BS and you know it...CP seats (slots) were protected for 10 Years, ATL domicile fenced for 10 years...snap up pay...all that was given up for seniority...hey I get it that it sucks to be you now right now... But your side dropped the ball and now you want a redo at the SWA pilots expense...what a bunch of KRAP...
 
There absolutely was a fence in the first agreement.

The Airtran MEC pushed for more and didn't allow their members to vote the agreement up or down. They wanted more. We said numerous times that if SW was pushed, you'd most likely get less. It all came to fruition.

It was like watching a slow speed crash, all the while knowing it would turn out horribly. I wish it didn't turn out that way. All the blame rest with the MEC in the end.
 
B73,

BS and you know it...CP seats (slots) were protected for 10 Years, ATL domicile fenced for 10 years...snap up pay...all that was given up for seniority...hey I get it that it sucks to be you now right now... But your side dropped the ball and now you want a redo at the SWA pilots expense...what a bunch of KRAP...


As was mentioned previously, one can keep repeating that mantra and try to convince through continued repetition of something that is false, it's called the repetition and persistence principle. Even if it is not true, the facts don't support it, if one repeats it enough, it becomes real to the deliverer as well as the receiver.

The fact is, there were no realistic Captain seat protections nor an ATL fence, the manner in which the language was written, they did not exist.

Your opinion of the agreement is not supported by the facts and actual language of the document, irregardless how many times you repeat that it does.

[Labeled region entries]

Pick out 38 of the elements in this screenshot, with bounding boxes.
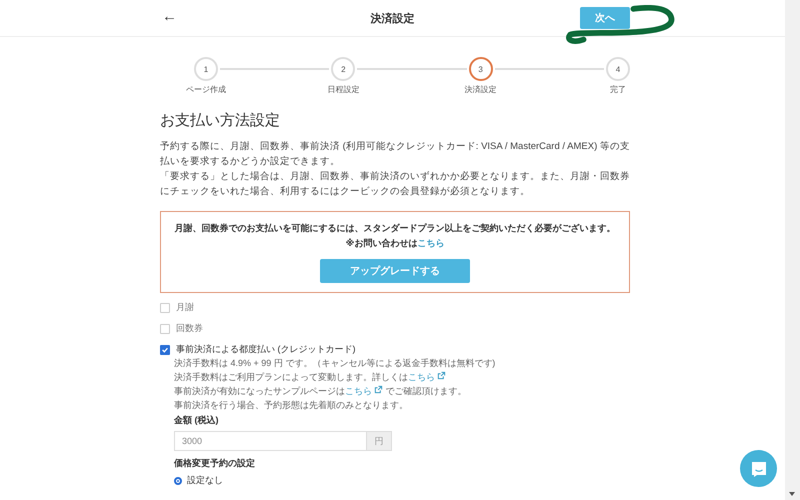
- step-label: 日程設定: [327, 84, 360, 95]
- back-arrow[interactable]: ←: [162, 8, 177, 25]
- detail-text: 決済手数料はご利用プランによって変動します。詳しくはこちら: [174, 370, 630, 384]
- details-link[interactable]: こちら: [408, 372, 446, 382]
- radio-button[interactable]: [174, 476, 182, 484]
- details-link[interactable]: こちら: [345, 386, 383, 396]
- detail-text: 決済手数料は 4.9% + 99 円 です。（キャンセル等による返金手数料は無料です): [174, 357, 496, 370]
- description-text: 予約する際に、月謝、回数券、事前決済 (利用可能なクレジットカード: VISA / MasterCard / AMEX) 等の支払いを要求するかどうか設定できます。: [160, 140, 630, 169]
- step-number: 3: [468, 57, 493, 81]
- price-field[interactable]: 3000: [174, 431, 366, 451]
- upgrade-button[interactable]: アップグレードする: [320, 259, 470, 283]
- option-label: 回数券: [176, 322, 203, 335]
- step-label: 決済設定: [464, 84, 497, 95]
- scrollbar[interactable]: [785, 0, 800, 500]
- section-title: お支払い方法設定: [160, 111, 281, 130]
- option-label: 月謝: [176, 301, 194, 314]
- step-number: 1: [194, 57, 218, 81]
- next-button[interactable]: 次へ: [580, 7, 630, 29]
- currency-unit: 円: [366, 431, 392, 451]
- step-label: 完了: [610, 84, 626, 95]
- chat-button[interactable]: [740, 450, 777, 487]
- step-number: 2: [331, 57, 356, 81]
- page-title: 決済設定: [370, 12, 414, 26]
- scroll-down-icon[interactable]: [789, 492, 795, 496]
- external-link-icon: [374, 385, 383, 394]
- description-text: 「要求する」とした場合は、月謝、回数券、事前決済のいずれかか必要となります。また、月謝・回数券にチェックをいれた場合、利用するにはクービックの会員登録が必須となります。: [160, 170, 630, 199]
- external-link-icon: [437, 371, 446, 380]
- step-number: 4: [606, 57, 630, 81]
- price-change-label: 価格変更予約の設定: [174, 457, 256, 470]
- detail-text: 事前決済が有効になったサンプルページはこちら でご確認頂けます。: [174, 384, 468, 398]
- contact-link[interactable]: こちら: [417, 238, 444, 248]
- step-label: ページ作成: [186, 84, 226, 95]
- option-label: 事前決済による都度払い (クレジットカード): [176, 343, 356, 356]
- radio-label: 設定なし: [187, 474, 223, 487]
- notice-text: 月謝、回数券でのお支払いを可能にするには、スタンダードプラン以上をご契約いただく必要がございます。※お問い合わせはこちら: [174, 222, 616, 250]
- price-label: 金額 (税込): [174, 414, 220, 427]
- detail-text: 事前決済を行う場合、予約形態は先着順のみとなります。: [174, 399, 409, 412]
- checkbox[interactable]: [160, 344, 170, 354]
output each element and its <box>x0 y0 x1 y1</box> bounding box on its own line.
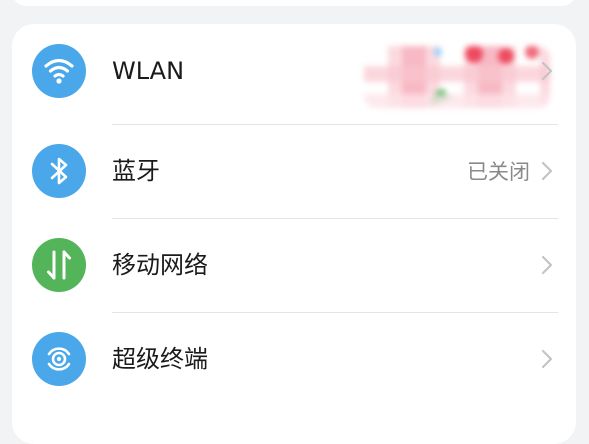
settings-item-label: 移动网络 <box>112 251 208 279</box>
settings-item-label: WLAN <box>112 57 185 85</box>
chevron-right-icon <box>541 61 553 81</box>
mobile-data-icon <box>32 238 86 292</box>
wifi-icon <box>32 44 86 98</box>
settings-item-bluetooth[interactable]: 蓝牙 已关闭 <box>12 124 576 217</box>
connectivity-settings-card: WLAN 蓝牙 已关闭 移动网络 超级终端 <box>12 24 576 444</box>
settings-item-label: 超级终端 <box>112 345 208 373</box>
settings-item-wlan[interactable]: WLAN <box>12 24 576 117</box>
bluetooth-status: 已关闭 <box>467 160 530 184</box>
connected-network-thumbnail <box>364 46 550 108</box>
bluetooth-icon <box>32 144 86 198</box>
settings-item-super-device[interactable]: 超级终端 <box>12 312 576 405</box>
settings-item-mobile-network[interactable]: 移动网络 <box>12 218 576 311</box>
chevron-right-icon <box>541 161 553 181</box>
super-device-icon <box>32 332 86 386</box>
chevron-right-icon <box>541 349 553 369</box>
settings-item-label: 蓝牙 <box>112 157 160 185</box>
chevron-right-icon <box>541 255 553 275</box>
previous-card-edge <box>12 0 576 6</box>
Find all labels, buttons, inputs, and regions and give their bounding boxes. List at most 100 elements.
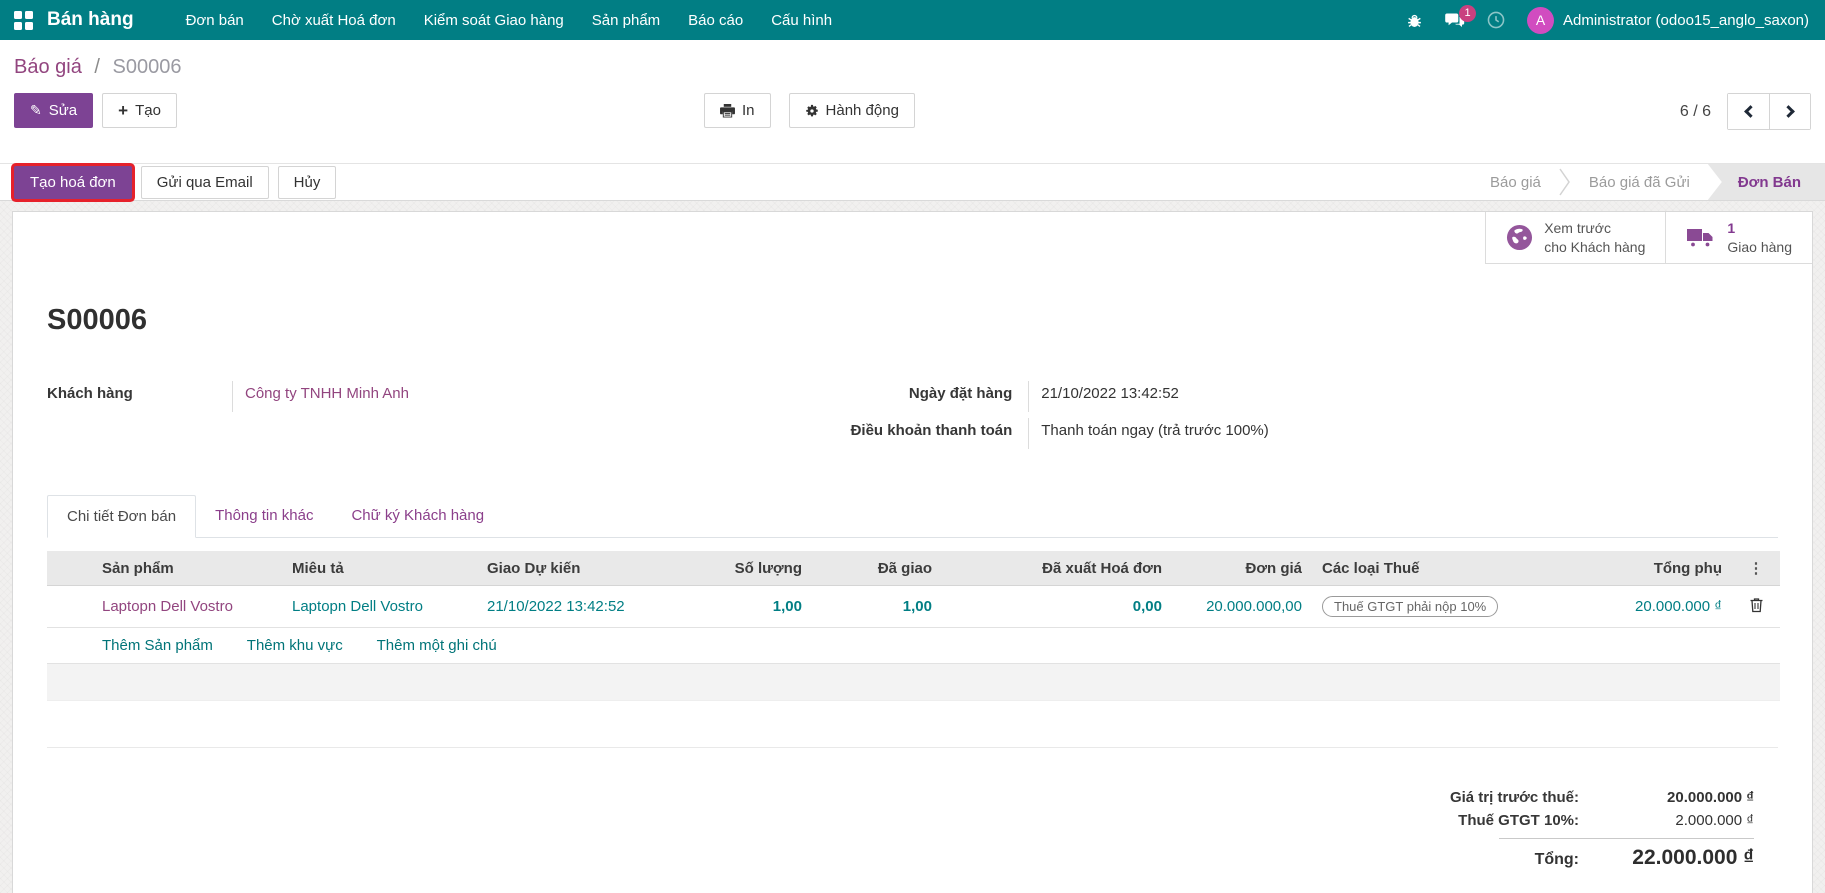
- delivered-column-header[interactable]: Đã giao: [812, 551, 942, 586]
- tab-other-info[interactable]: Thông tin khác: [196, 495, 332, 538]
- field-groups: Khách hàng Công ty TNHH Minh Anh Ngày đặ…: [47, 381, 1778, 455]
- subtotal-column-header[interactable]: Tổng phụ: [1562, 551, 1732, 586]
- vertical-dots-icon[interactable]: ⋮: [1749, 560, 1764, 577]
- add-note-link[interactable]: Thêm một ghi chú: [377, 637, 497, 654]
- preview-label: Xem trước cho Khách hàng: [1544, 220, 1646, 255]
- message-count-badge: 1: [1459, 4, 1477, 22]
- plus-icon: +: [118, 101, 129, 120]
- order-line-row[interactable]: Laptopn Dell Vostro Laptopn Dell Vostro …: [47, 585, 1780, 628]
- totals-block: Giá trị trước thuế: 20.000.000 ₫ Thuế GT…: [1404, 786, 1754, 873]
- messages-icon[interactable]: 1: [1445, 4, 1477, 29]
- customer-label: Khách hàng: [47, 385, 133, 402]
- handle-column-header: [47, 551, 92, 586]
- stage-quotation-sent[interactable]: Báo giá đã Gửi: [1571, 164, 1708, 200]
- menu-reporting[interactable]: Báo cáo: [674, 0, 757, 40]
- action-button[interactable]: Hành động: [788, 93, 915, 128]
- total-value: 22.000.000 ₫: [1632, 846, 1754, 869]
- breadcrumb-parent[interactable]: Báo giá: [14, 56, 82, 78]
- cancel-button[interactable]: Hủy: [277, 165, 337, 199]
- odoo-window: Bán hàng Đơn bán Chờ xuất Hoá đơn Kiểm s…: [0, 0, 1825, 893]
- breadcrumb-separator: /: [94, 56, 100, 78]
- breadcrumb-current: S00006: [112, 56, 182, 78]
- navbar-systray: 1 A Administrator (odoo15_anglo_saxon): [1406, 4, 1809, 34]
- activities-clock-icon[interactable]: [1487, 11, 1505, 29]
- control-panel: Báo giá / S00006 ✎ Sửa + Tạo In Hành độn…: [0, 40, 1825, 163]
- user-name: Administrator (odoo15_anglo_saxon): [1563, 11, 1809, 29]
- status-pipeline: Báo giá Báo giá đã Gửi Đơn Bán: [1472, 164, 1825, 200]
- row-delivered: 1,00: [812, 585, 942, 628]
- print-button[interactable]: In: [704, 93, 771, 128]
- form-statusbar: Tạo hoá đơn Gửi qua Email Hủy Báo giá Bá…: [0, 163, 1825, 201]
- order-lines-table: Sản phẩm Miêu tả Giao Dự kiến Số lượng Đ…: [47, 551, 1780, 701]
- tab-customer-signature[interactable]: Chữ ký Khách hàng: [332, 495, 503, 538]
- delivery-smart-button[interactable]: 1 Giao hàng: [1665, 212, 1812, 264]
- tax-amount-row: Thuế GTGT 10%: 2.000.000 ₫: [1404, 809, 1754, 832]
- order-date-field: Ngày đặt hàng 21/10/2022 13:42:52: [843, 381, 1778, 412]
- table-header-row: Sản phẩm Miêu tả Giao Dự kiến Số lượng Đ…: [47, 551, 1780, 586]
- quantity-column-header[interactable]: Số lượng: [692, 551, 812, 586]
- truck-icon: [1686, 226, 1716, 250]
- unit-price-column-header[interactable]: Đơn giá: [1172, 551, 1312, 586]
- add-section-link[interactable]: Thêm khu vực: [247, 637, 343, 654]
- tax-amount-label: Thuế GTGT 10%:: [1458, 812, 1579, 829]
- form-sheet: Xem trước cho Khách hàng 1 Giao hàng S00…: [12, 211, 1813, 893]
- send-by-email-button[interactable]: Gửi qua Email: [140, 165, 269, 199]
- untaxed-amount-row: Giá trị trước thuế: 20.000.000 ₫: [1404, 786, 1754, 809]
- row-subtotal: 20.000.000 ₫: [1562, 585, 1732, 628]
- smart-button-box: Xem trước cho Khách hàng 1 Giao hàng: [1485, 212, 1812, 264]
- total-label: Tổng:: [1534, 851, 1579, 868]
- menu-configuration[interactable]: Cấu hình: [757, 0, 846, 40]
- customer-preview-button[interactable]: Xem trước cho Khách hàng: [1485, 212, 1666, 264]
- pager-count: 6 / 6: [1679, 102, 1711, 120]
- add-product-link[interactable]: Thêm Sản phẩm: [102, 637, 213, 654]
- pager: 6 / 6: [1680, 93, 1811, 130]
- row-unit-price: 20.000.000,00: [1172, 585, 1312, 628]
- bug-icon[interactable]: [1406, 12, 1423, 29]
- stage-sales-order[interactable]: Đơn Bán: [1707, 164, 1825, 200]
- menu-orders[interactable]: Đơn bán: [172, 0, 258, 40]
- row-expected-delivery: 21/10/2022 13:42:52: [477, 585, 692, 628]
- stage-separator-icon: [1559, 164, 1571, 200]
- payment-terms-field: Điều khoản thanh toán Thanh toán ngay (t…: [843, 418, 1778, 449]
- chevron-right-icon: [1782, 105, 1795, 118]
- product-column-header[interactable]: Sản phẩm: [92, 551, 282, 586]
- description-column-header[interactable]: Miêu tả: [282, 551, 477, 586]
- menu-to-invoice[interactable]: Chờ xuất Hoá đơn: [258, 0, 410, 40]
- payment-terms-label: Điều khoản thanh toán: [850, 422, 1013, 439]
- content-background: Xem trước cho Khách hàng 1 Giao hàng S00…: [0, 201, 1825, 893]
- user-menu[interactable]: A Administrator (odoo15_anglo_saxon): [1527, 6, 1809, 34]
- pencil-icon: ✎: [30, 102, 42, 118]
- pager-previous-button[interactable]: [1728, 94, 1769, 129]
- globe-icon: [1506, 224, 1533, 251]
- order-date-label: Ngày đặt hàng: [908, 385, 1013, 402]
- apps-grid-icon[interactable]: [14, 10, 33, 30]
- menu-products[interactable]: Sản phẩm: [578, 0, 674, 40]
- delivery-date-column-header[interactable]: Giao Dự kiến: [477, 551, 692, 586]
- row-description: Laptopn Dell Vostro: [282, 585, 477, 628]
- stage-quotation[interactable]: Báo giá: [1472, 164, 1559, 200]
- pager-next-button[interactable]: [1769, 94, 1810, 129]
- notebook-tabs: Chi tiết Đơn bán Thông tin khác Chữ ký K…: [47, 495, 1778, 538]
- edit-button[interactable]: ✎ Sửa: [14, 93, 94, 128]
- invoiced-column-header[interactable]: Đã xuất Hoá đơn: [942, 551, 1172, 586]
- row-quantity: 1,00: [692, 585, 812, 628]
- create-invoice-button[interactable]: Tạo hoá đơn: [14, 165, 132, 199]
- row-invoiced: 0,00: [942, 585, 1172, 628]
- customer-link[interactable]: Công ty TNHH Minh Anh: [245, 385, 409, 402]
- tax-badge: Thuế GTGT phải nộp 10%: [1322, 596, 1499, 617]
- gear-icon: [805, 104, 819, 118]
- user-avatar: A: [1527, 6, 1555, 34]
- row-product-link[interactable]: Laptopn Dell Vostro: [102, 598, 233, 615]
- create-button[interactable]: + Tạo: [102, 93, 177, 128]
- add-line-row: Thêm Sản phẩm Thêm khu vực Thêm một ghi …: [47, 627, 1780, 664]
- menu-delivery-control[interactable]: Kiểm soát Giao hàng: [410, 0, 578, 40]
- printer-icon: [720, 103, 735, 118]
- totals-divider: [47, 747, 1778, 748]
- delete-row-icon[interactable]: [1749, 597, 1764, 613]
- tab-order-lines[interactable]: Chi tiết Đơn bán: [47, 495, 197, 538]
- app-name[interactable]: Bán hàng: [47, 9, 134, 31]
- delivery-label: 1 Giao hàng: [1727, 220, 1792, 255]
- taxes-column-header[interactable]: Các loại Thuế: [1312, 551, 1562, 586]
- empty-stripe-row: [47, 663, 1780, 701]
- main-menu: Đơn bán Chờ xuất Hoá đơn Kiểm soát Giao …: [172, 0, 847, 40]
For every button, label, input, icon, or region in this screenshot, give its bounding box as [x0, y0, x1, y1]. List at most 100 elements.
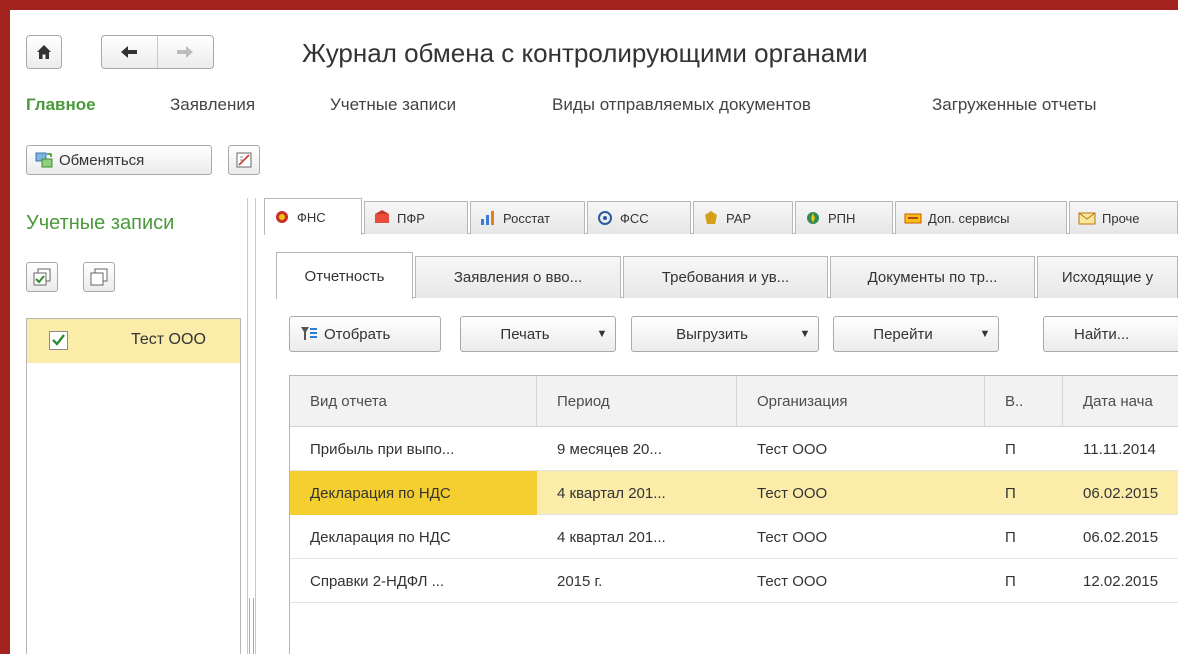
tab-requirements[interactable]: Требования и ув...: [623, 256, 828, 298]
section-accounts[interactable]: Учетные записи: [330, 95, 456, 115]
table-row[interactable]: Декларация по НДС 4 квартал 201... Тест …: [290, 515, 1178, 559]
column-header-period[interactable]: Период: [537, 376, 737, 426]
cell-period: 4 квартал 201...: [557, 484, 666, 502]
tab-pfr[interactable]: ПФР: [364, 201, 468, 234]
chevron-down-icon: ▼: [979, 328, 991, 340]
checkmark-icon: [52, 334, 65, 346]
tab-other[interactable]: Проче: [1069, 201, 1178, 234]
find-button-label: Найти...: [1074, 325, 1130, 343]
services-icon: [904, 213, 922, 224]
cell-type: П: [1005, 528, 1016, 546]
filter-icon: [301, 327, 317, 340]
table-row[interactable]: Справки 2-НДФЛ ... 2015 г. Тест ООО П 12…: [290, 559, 1178, 603]
account-name: Тест ООО: [131, 331, 206, 348]
page-title: Журнал обмена с контролирующими органами: [302, 38, 868, 68]
cell-start-date: 12.02.2015: [1083, 572, 1159, 590]
column-header-organization[interactable]: Организация: [737, 376, 985, 426]
reports-table: Вид отчета Период Организация В.. Дата н…: [289, 375, 1178, 654]
cell-organization: Тест ООО: [757, 484, 828, 502]
edit-settings-button[interactable]: [228, 145, 260, 175]
tab-rar[interactable]: РАР: [693, 201, 793, 234]
uncheck-all-button[interactable]: [83, 262, 115, 292]
tab-rosstat[interactable]: Росстат: [470, 201, 585, 234]
cell-report-type: Декларация по НДС: [310, 528, 451, 546]
tab-fns[interactable]: ФНС: [264, 198, 362, 235]
pfr-icon: [375, 210, 389, 223]
section-document-types[interactable]: Виды отправляемых документов: [552, 95, 811, 115]
tab-extra-services-label: Доп. сервисы: [928, 210, 1010, 226]
goto-button[interactable]: Перейти ▼: [833, 316, 999, 352]
print-button-label: Печать: [500, 325, 550, 343]
back-button[interactable]: [102, 36, 158, 68]
column-header-type[interactable]: В..: [985, 376, 1063, 426]
home-button[interactable]: [26, 35, 62, 69]
rosstat-chart-icon: [481, 211, 494, 225]
tab-other-label: Проче: [1102, 210, 1140, 226]
forward-button[interactable]: [158, 36, 214, 68]
table-header: Вид отчета Период Организация В.. Дата н…: [290, 376, 1178, 427]
chevron-down-icon: ▼: [799, 328, 811, 340]
export-button[interactable]: Выгрузить ▼: [631, 316, 819, 352]
arrow-left-icon: [121, 46, 138, 58]
tab-registration-applications[interactable]: Заявления о вво...: [415, 256, 621, 298]
sidebar-title: Учетные записи: [26, 212, 175, 234]
list-item[interactable]: Тест ООО: [27, 319, 240, 363]
fss-icon: [598, 211, 612, 225]
section-nav: Главное Заявления Учетные записи Виды от…: [26, 95, 1178, 119]
window-frame-top: [0, 0, 1178, 10]
accounts-list: Тест ООО: [26, 318, 241, 654]
cell-organization: Тест ООО: [757, 440, 828, 458]
tab-rpn-label: РПН: [828, 210, 856, 226]
exchange-button[interactable]: Обменяться: [26, 145, 212, 175]
cell-organization: Тест ООО: [757, 572, 828, 590]
column-header-report-type[interactable]: Вид отчета: [290, 376, 537, 426]
cell-start-date: 06.02.2015: [1083, 528, 1159, 546]
cell-report-type: Справки 2-НДФЛ ...: [310, 572, 445, 590]
export-button-label: Выгрузить: [676, 325, 748, 343]
fns-emblem-icon: [276, 211, 288, 223]
arrow-right-icon: [177, 46, 194, 58]
report-tabs: Отчетность Заявления о вво... Требования…: [276, 252, 1178, 299]
tab-fss-label: ФСС: [620, 210, 649, 226]
tab-fss[interactable]: ФСС: [587, 201, 691, 234]
tab-pfr-label: ПФР: [397, 210, 425, 226]
panel-splitter[interactable]: [247, 198, 257, 654]
section-applications[interactable]: Заявления: [170, 95, 255, 115]
section-main[interactable]: Главное: [26, 95, 96, 115]
home-icon: [37, 45, 51, 59]
tab-rar-label: РАР: [726, 210, 752, 226]
tab-documents[interactable]: Документы по тр...: [830, 256, 1035, 298]
cell-period: 9 месяцев 20...: [557, 440, 662, 458]
cell-type: П: [1005, 572, 1016, 590]
section-loaded-reports[interactable]: Загруженные отчеты: [932, 95, 1097, 115]
print-button[interactable]: Печать ▼: [460, 316, 616, 352]
column-header-start-date[interactable]: Дата нача: [1063, 376, 1178, 426]
tab-reporting[interactable]: Отчетность: [276, 252, 413, 299]
filter-button[interactable]: Отобрать: [289, 316, 441, 352]
tab-extra-services[interactable]: Доп. сервисы: [895, 201, 1067, 234]
account-checkbox[interactable]: [49, 331, 68, 350]
check-all-button[interactable]: [26, 262, 58, 292]
find-button[interactable]: Найти...: [1043, 316, 1178, 352]
chevron-down-icon: ▼: [596, 328, 608, 340]
window-frame-left: [0, 0, 10, 654]
filter-button-label: Отобрать: [324, 325, 391, 343]
tab-fns-label: ФНС: [297, 209, 326, 225]
envelope-icon: [1078, 212, 1096, 225]
agency-tabs: ФНС ПФР Росстат ФСС РАР РПН Доп. сервисы…: [264, 198, 1178, 235]
cell-report-type: Декларация по НДС: [290, 471, 537, 515]
tab-rpn[interactable]: РПН: [795, 201, 893, 234]
check-all-icon: [33, 268, 51, 286]
cell-start-date: 11.11.2014: [1083, 440, 1156, 458]
rar-emblem-icon: [705, 211, 717, 224]
cell-start-date: 06.02.2015: [1083, 484, 1159, 502]
edit-check-icon: [236, 152, 252, 168]
table-row[interactable]: Прибыль при выпо... 9 месяцев 20... Тест…: [290, 427, 1178, 471]
tab-outgoing[interactable]: Исходящие у: [1037, 256, 1178, 298]
goto-button-label: Перейти: [873, 325, 933, 343]
table-row-selected[interactable]: Декларация по НДС 4 квартал 201... Тест …: [290, 471, 1178, 515]
uncheck-all-icon: [90, 268, 108, 286]
tab-rosstat-label: Росстат: [503, 210, 551, 226]
history-nav: [101, 35, 214, 69]
cell-type: П: [1005, 484, 1016, 502]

**PROBLEMS**
1) Summarize the forum exchange in two sentences.
2) In the forum exchange, what did the AirTran MEC not allow its members to do?
3) Reproduce the passage of the forum exchange between "There absolutely was" and "came to fruition.", inclusive.

**PER-TASK OUTPUTS**
1) One poster argues that captain seat protections, an ATL domicile fence, and snap-up pay were all given up for seniority, and that the other side dropped the ball and now wants a redo at the SWA pilots' expense. In reply, one poster says the AirTran MEC pushed for more without letting members vote the first agreement up or down, and another insists that the agreement's language contained no realistic captain seat protections or ATL fence.

2) It did not allow them to vote the agreement up or down.

3)
There absolutely was a fence in the first agreement.

The Airtran MEC pushed for more and didn't allow their members to vote the agreement up or down. They wanted more. We said numerous times that if SW was pushed, you'd most likely get less. It all came to fruition.